◆ **DATA SHOWN**:
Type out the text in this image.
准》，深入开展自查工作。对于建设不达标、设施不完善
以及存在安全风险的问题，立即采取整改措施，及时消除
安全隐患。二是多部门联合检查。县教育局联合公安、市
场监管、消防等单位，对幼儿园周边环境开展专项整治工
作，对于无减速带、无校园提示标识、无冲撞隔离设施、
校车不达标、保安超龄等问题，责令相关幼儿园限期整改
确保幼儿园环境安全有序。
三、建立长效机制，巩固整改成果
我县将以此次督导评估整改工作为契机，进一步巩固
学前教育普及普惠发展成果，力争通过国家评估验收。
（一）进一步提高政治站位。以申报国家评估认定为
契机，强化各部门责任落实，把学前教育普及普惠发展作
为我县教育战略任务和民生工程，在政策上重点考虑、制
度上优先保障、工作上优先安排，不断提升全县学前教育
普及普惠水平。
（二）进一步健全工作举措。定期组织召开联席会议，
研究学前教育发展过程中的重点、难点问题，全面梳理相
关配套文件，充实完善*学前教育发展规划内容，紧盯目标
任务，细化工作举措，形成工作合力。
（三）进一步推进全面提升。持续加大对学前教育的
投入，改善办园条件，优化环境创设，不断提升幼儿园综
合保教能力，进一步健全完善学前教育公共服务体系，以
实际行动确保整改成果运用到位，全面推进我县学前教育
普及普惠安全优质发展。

◆ **GIVEN REQUEST**:
Transcribe every entry verbatim.

◆ **SOLVED EXERCISE**:
Type out the text in this image.
准》，深入开展自查工作。对于建设不达标、设施不完善
以及存在安全风险的问题，立即采取整改措施，及时消除
安全隐患。二是多部门联合检查。县教育局联合公安、市
场监管、消防等单位，对幼儿园周边环境开展专项整治工
作，对于无减速带、无校园提示标识、无冲撞隔离设施、
校车不达标、保安超龄等问题，责令相关幼儿园限期整改
确保幼儿园环境安全有序。
三、建立长效机制，巩固整改成果
我县将以此次督导评估整改工作为契机，进一步巩固
学前教育普及普惠发展成果，力争通过国家评估验收。
（一）进一步提高政治站位。以申报国家评估认定为
契机，强化各部门责任落实，把学前教育普及普惠发展作
为我县教育战略任务和民生工程，在政策上重点考虑、制
度上优先保障、工作上优先安排，不断提升全县学前教育
普及普惠水平。
（二）进一步健全工作举措。定期组织召开联席会议，
研究学前教育发展过程中的重点、难点问题，全面梳理相
关配套文件，充实完善*学前教育发展规划内容，紧盯目标
任务，细化工作举措，形成工作合力。
（三）进一步推进全面提升。持续加大对学前教育的
投入，改善办园条件，优化环境创设，不断提升幼儿园综
合保教能力，进一步健全完善学前教育公共服务体系，以
实际行动确保整改成果运用到位，全面推进我县学前教育
普及普惠安全优质发展。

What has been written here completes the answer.